## Work required
In the listing that follows, how many lines contain "xlabel"? Give the number only.

(Data tied to figure images)
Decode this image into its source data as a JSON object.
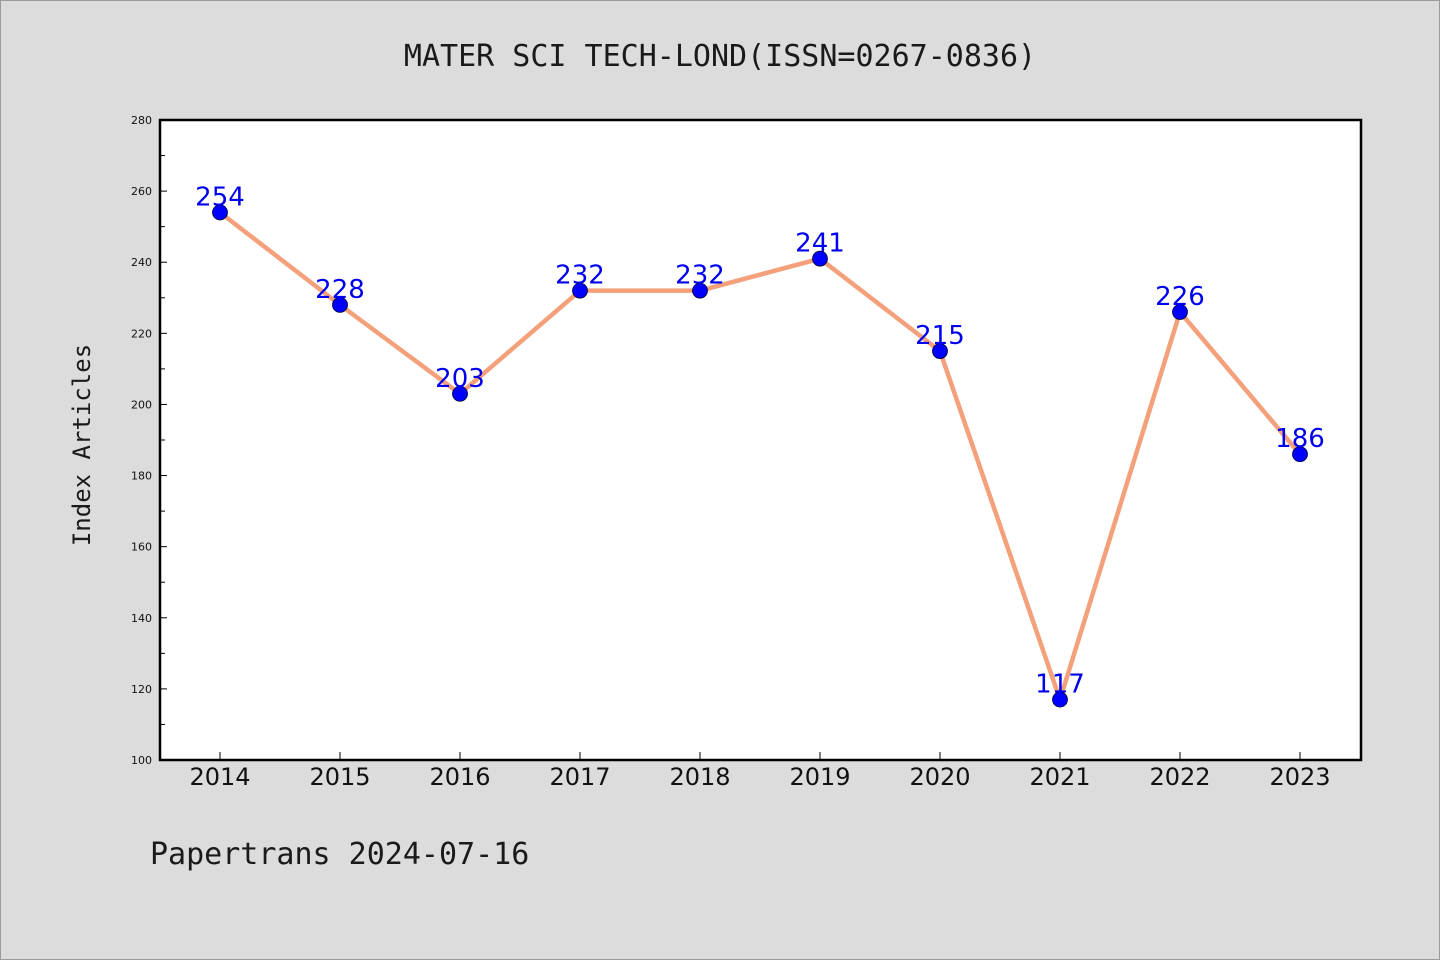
{
  "chart_data": {
    "type": "line",
    "title": "MATER SCI TECH-LOND(ISSN=0267-0836)",
    "xlabel": "",
    "ylabel": "Index Articles",
    "categories": [
      "2014",
      "2015",
      "2016",
      "2017",
      "2018",
      "2019",
      "2020",
      "2021",
      "2022",
      "2023"
    ],
    "series": [
      {
        "values": [
          254,
          228,
          203,
          232,
          232,
          241,
          215,
          117,
          226,
          186
        ]
      }
    ],
    "ylim": [
      100,
      280
    ],
    "yticks": [
      100,
      120,
      140,
      160,
      180,
      200,
      220,
      240,
      260,
      280
    ],
    "grid": false,
    "line_color": "#f4a07a",
    "marker_color": "#0000ff",
    "label_color": "#0000ee"
  },
  "footer": {
    "text": "Papertrans 2024-07-16"
  }
}
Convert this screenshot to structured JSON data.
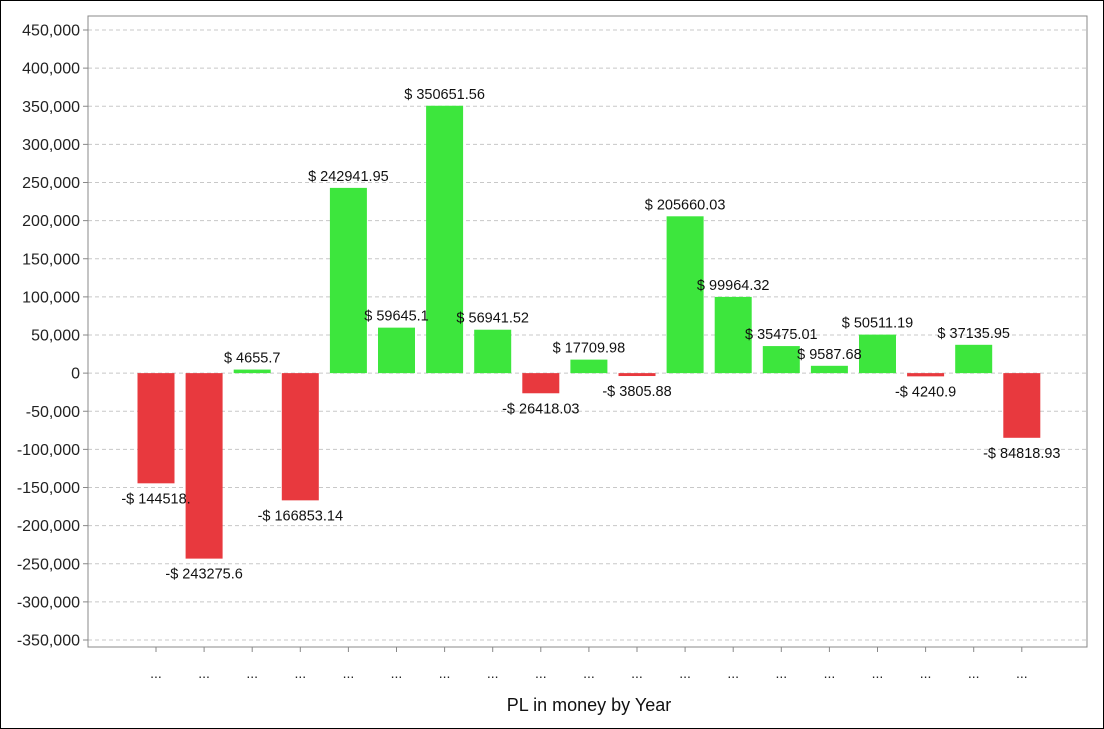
{
  "chart_data": {
    "type": "bar",
    "xlabel": "PL in money by Year",
    "ylabel": "",
    "ylim": [
      -350000,
      450000
    ],
    "yticks": [
      450000,
      400000,
      350000,
      300000,
      250000,
      200000,
      150000,
      100000,
      50000,
      0,
      -50000,
      -100000,
      -150000,
      -200000,
      -250000,
      -300000,
      -350000
    ],
    "ytick_labels": [
      "450,000",
      "400,000",
      "350,000",
      "300,000",
      "250,000",
      "200,000",
      "150,000",
      "100,000",
      "50,000",
      "0",
      "-50,000",
      "-100,000",
      "-150,000",
      "-200,000",
      "-250,000",
      "-300,000",
      "-350,000"
    ],
    "grid": true,
    "positive_color": "#3de63d",
    "negative_color": "#e8393e",
    "categories": [
      "...",
      "...",
      "...",
      "...",
      "...",
      "...",
      "...",
      "...",
      "...",
      "...",
      "...",
      "...",
      "...",
      "...",
      "...",
      "...",
      "...",
      "...",
      "..."
    ],
    "values": [
      -144518,
      -243275.6,
      4655.7,
      -166853.14,
      242941.95,
      59645.1,
      350651.56,
      56941.52,
      -26418.03,
      17709.98,
      -3805.88,
      205660.03,
      99964.32,
      35475.01,
      9587.68,
      50511.19,
      -4240.9,
      37135.95,
      -84818.93
    ],
    "data_labels": [
      "-$ 144518.",
      "-$ 243275.6",
      "$ 4655.7",
      "-$ 166853.14",
      "$ 242941.95",
      "$ 59645.1",
      "$ 350651.56",
      "$ 56941.52",
      "-$ 26418.03",
      "$ 17709.98",
      "-$ 3805.88",
      "$ 205660.03",
      "$ 99964.32",
      "$ 35475.01",
      "$ 9587.68",
      "$ 50511.19",
      "-$ 4240.9",
      "$ 37135.95",
      "-$ 84818.93"
    ]
  }
}
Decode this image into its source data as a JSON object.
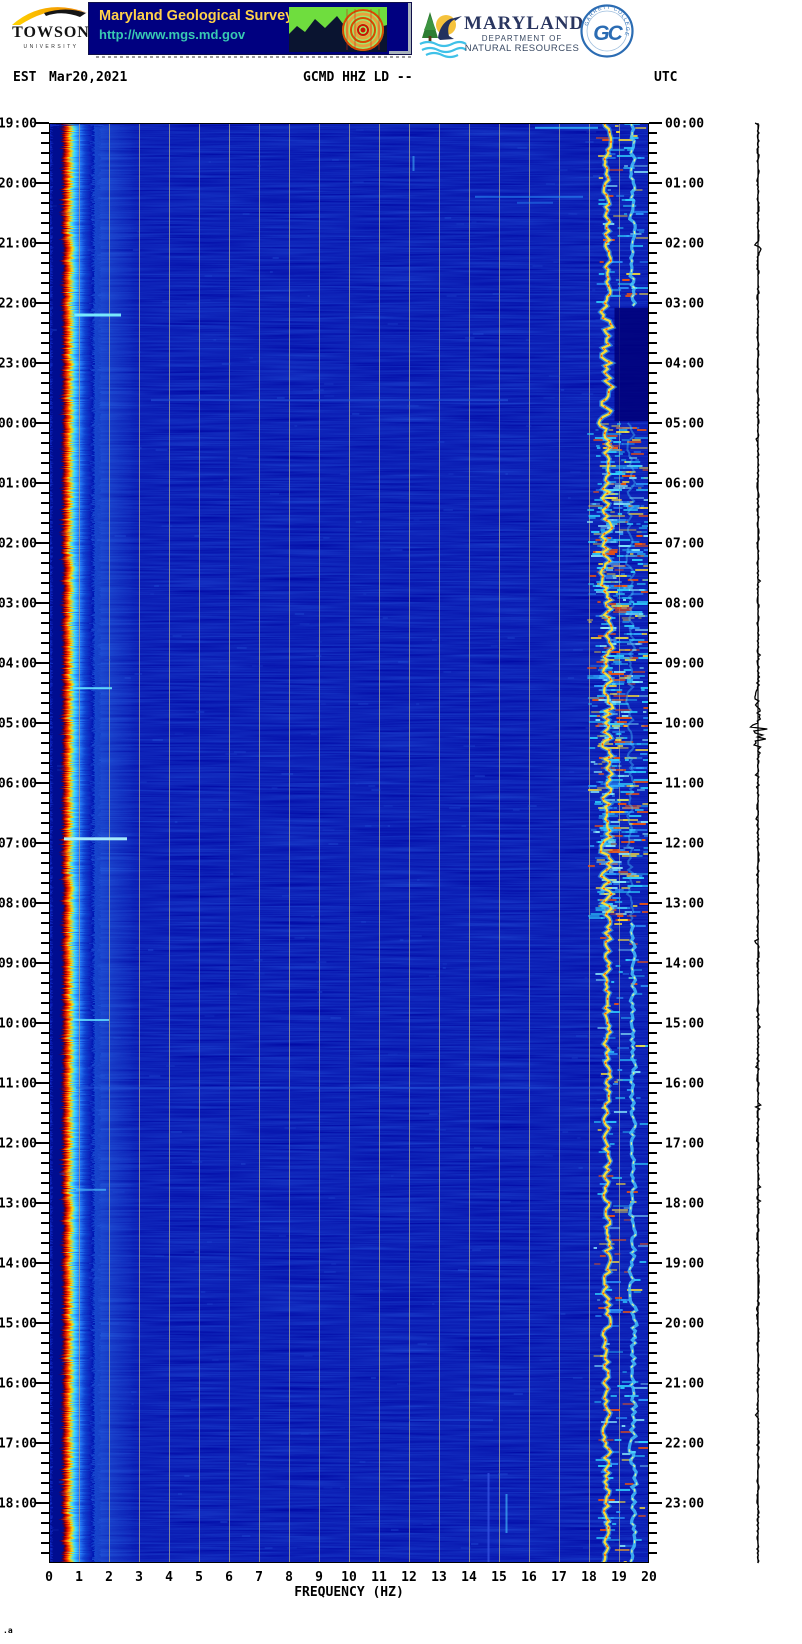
{
  "header": {
    "towson": {
      "name": "TOWSON",
      "sub": "UNIVERSITY"
    },
    "mgs": {
      "title": "Maryland Geological Survey",
      "url": "http://www.mgs.md.gov"
    },
    "dnr": {
      "state": "MARYLAND",
      "dept": "DEPARTMENT OF",
      "res": "NATURAL RESOURCES"
    },
    "gc": {
      "monogram": "GC",
      "ring_top": "GARRETT COLLEGE"
    }
  },
  "title_row": {
    "est": "EST",
    "date": "Mar20,2021",
    "station": "GCMD HHZ LD --",
    "utc": "UTC"
  },
  "footer_mark": ".a",
  "chart_data": {
    "type": "heatmap",
    "subtype": "24-hour seismic spectrogram (webicorder)",
    "title": "GCMD HHZ LD --",
    "xlabel": "FREQUENCY (HZ)",
    "xlim": [
      0,
      20
    ],
    "x_ticks": [
      "0",
      "1",
      "2",
      "3",
      "4",
      "5",
      "6",
      "7",
      "8",
      "9",
      "10",
      "11",
      "12",
      "13",
      "14",
      "15",
      "16",
      "17",
      "18",
      "19",
      "20"
    ],
    "grid": true,
    "time_axis": {
      "hours": 24,
      "minor_tick_minutes": 10,
      "left_timezone": "EST",
      "left_tick_labels": [
        "19:00",
        "20:00",
        "21:00",
        "22:00",
        "23:00",
        "00:00",
        "01:00",
        "02:00",
        "03:00",
        "04:00",
        "05:00",
        "06:00",
        "07:00",
        "08:00",
        "09:00",
        "10:00",
        "11:00",
        "12:00",
        "13:00",
        "14:00",
        "15:00",
        "16:00",
        "17:00",
        "18:00"
      ],
      "right_timezone": "UTC",
      "right_tick_labels": [
        "00:00",
        "01:00",
        "02:00",
        "03:00",
        "04:00",
        "05:00",
        "06:00",
        "07:00",
        "08:00",
        "09:00",
        "10:00",
        "11:00",
        "12:00",
        "13:00",
        "14:00",
        "15:00",
        "16:00",
        "17:00",
        "18:00",
        "19:00",
        "20:00",
        "21:00",
        "22:00",
        "23:00"
      ]
    },
    "colors": {
      "background": "#0107a4",
      "grid": "#969696",
      "band_core": "#d80000",
      "band_hot": "#ffd800",
      "band_edge": "#3ae0ff",
      "trace": "#000000"
    },
    "microseism_band_hz": [
      0.45,
      1.5
    ],
    "tones": [
      {
        "hz": 18.6,
        "utc_span": [
          0,
          24
        ],
        "intensity": "strong"
      },
      {
        "hz": 19.45,
        "utc_span": [
          0,
          3.05
        ],
        "intensity": "medium"
      },
      {
        "hz": 19.45,
        "utc_span": [
          13.3,
          24
        ],
        "intensity": "medium"
      }
    ],
    "broadband_noise": {
      "hz": [
        18.0,
        19.85
      ],
      "utc_span": [
        5.0,
        13.3
      ]
    },
    "quiet_patch": {
      "hz": [
        18.85,
        20.0
      ],
      "utc_span": [
        3.08,
        4.97
      ]
    },
    "events": [
      {
        "utc": 0.08,
        "f1": 16.2,
        "f2": 18.3,
        "color": "#38c8ff",
        "opacity": 0.75,
        "thick": 2
      },
      {
        "utc": 1.23,
        "f1": 14.2,
        "f2": 17.8,
        "color": "#2f9bff",
        "opacity": 0.55,
        "thick": 2
      },
      {
        "utc": 1.33,
        "f1": 15.6,
        "f2": 16.8,
        "color": "#2f9bff",
        "opacity": 0.4,
        "thick": 2
      },
      {
        "utc": 3.2,
        "f1": 0.85,
        "f2": 2.4,
        "color": "#7df2ff",
        "opacity": 0.95,
        "thick": 3
      },
      {
        "utc": 4.62,
        "f1": 3.4,
        "f2": 15.3,
        "color": "#2a5fe0",
        "opacity": 0.5,
        "thick": 2
      },
      {
        "utc": 9.42,
        "f1": 0.8,
        "f2": 2.1,
        "color": "#66e8ff",
        "opacity": 0.9,
        "thick": 2
      },
      {
        "utc": 11.93,
        "f1": 0.5,
        "f2": 2.6,
        "color": "#aef6ff",
        "opacity": 0.95,
        "thick": 3
      },
      {
        "utc": 14.95,
        "f1": 0.8,
        "f2": 2.0,
        "color": "#66e8ff",
        "opacity": 0.8,
        "thick": 2
      },
      {
        "utc": 16.08,
        "f1": 0.9,
        "f2": 18.6,
        "color": "#2a5fe0",
        "opacity": 0.45,
        "thick": 2
      },
      {
        "utc": 17.78,
        "f1": 0.9,
        "f2": 1.9,
        "color": "#55d0ff",
        "opacity": 0.6,
        "thick": 2
      },
      {
        "utc": 21.62,
        "f1": 12.0,
        "f2": 14.8,
        "color": "#2a5fe0",
        "opacity": 0.4,
        "thick": 2
      },
      {
        "vertical": true,
        "f": 14.65,
        "utc1": 22.5,
        "utc2": 24.0,
        "color": "#3350e0",
        "opacity": 0.8,
        "thick": 2
      },
      {
        "vertical": true,
        "f": 15.25,
        "utc1": 22.85,
        "utc2": 23.5,
        "color": "#49c8ff",
        "opacity": 0.6,
        "thick": 2
      },
      {
        "vertical": true,
        "f": 12.15,
        "utc1": 0.55,
        "utc2": 0.8,
        "color": "#49c8ff",
        "opacity": 0.5,
        "thick": 2
      }
    ],
    "trace_bursts_utc": [
      {
        "u": 2.08,
        "a": 3.5,
        "w": 0.06
      },
      {
        "u": 9.6,
        "a": 2.2,
        "w": 0.3
      },
      {
        "u": 10.08,
        "a": 8.0,
        "w": 0.1
      },
      {
        "u": 10.32,
        "a": 3.0,
        "w": 0.18
      },
      {
        "u": 13.62,
        "a": 2.5,
        "w": 0.05
      },
      {
        "u": 16.4,
        "a": 1.5,
        "w": 0.05
      },
      {
        "u": 19.82,
        "a": 2.0,
        "w": 0.04
      },
      {
        "u": 23.3,
        "a": 1.5,
        "w": 0.06
      }
    ]
  }
}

## Output for this exercise
3